##### Data

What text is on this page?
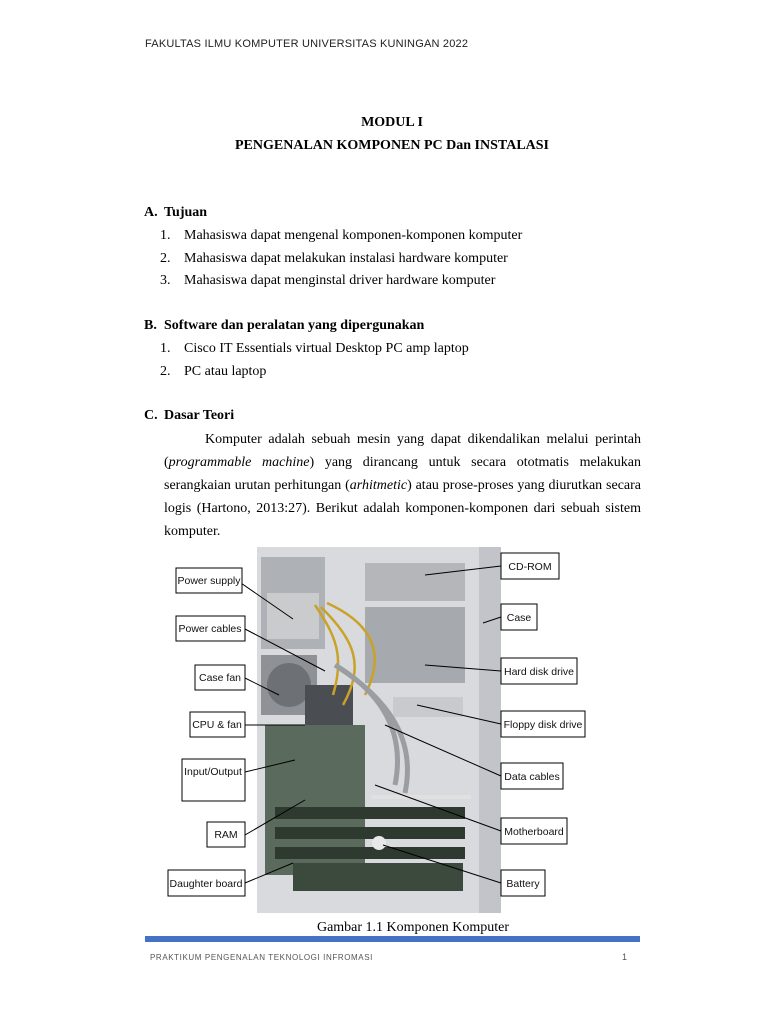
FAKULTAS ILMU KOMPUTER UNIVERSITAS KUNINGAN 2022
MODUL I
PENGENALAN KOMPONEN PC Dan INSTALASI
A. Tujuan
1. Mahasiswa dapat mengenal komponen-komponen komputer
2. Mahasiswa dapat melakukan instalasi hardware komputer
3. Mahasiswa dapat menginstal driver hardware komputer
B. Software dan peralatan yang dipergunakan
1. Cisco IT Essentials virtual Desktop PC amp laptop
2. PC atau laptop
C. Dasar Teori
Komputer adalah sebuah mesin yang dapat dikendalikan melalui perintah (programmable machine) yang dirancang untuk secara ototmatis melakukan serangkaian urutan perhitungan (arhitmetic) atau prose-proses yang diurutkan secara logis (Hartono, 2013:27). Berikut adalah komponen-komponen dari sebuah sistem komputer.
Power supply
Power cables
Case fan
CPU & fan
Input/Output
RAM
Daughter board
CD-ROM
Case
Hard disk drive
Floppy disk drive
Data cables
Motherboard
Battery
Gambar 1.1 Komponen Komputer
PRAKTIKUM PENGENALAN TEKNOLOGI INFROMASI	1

##########

Goal: Extract each line from the listing that holds the word "melakukan".

Completed exercise:
2. Mahasiswa dapat melakukan instalasi hardware komputer
Komputer adalah sebuah mesin yang dapat dikendalikan melalui perintah (programmable machine) yang dirancang untuk secara ototmatis melakukan serangkaian urutan perhitungan (arhitmetic) atau prose-proses yang diurutkan secara logis (Hartono, 2013:27). Berikut adalah komponen-komponen dari sebuah sistem komputer.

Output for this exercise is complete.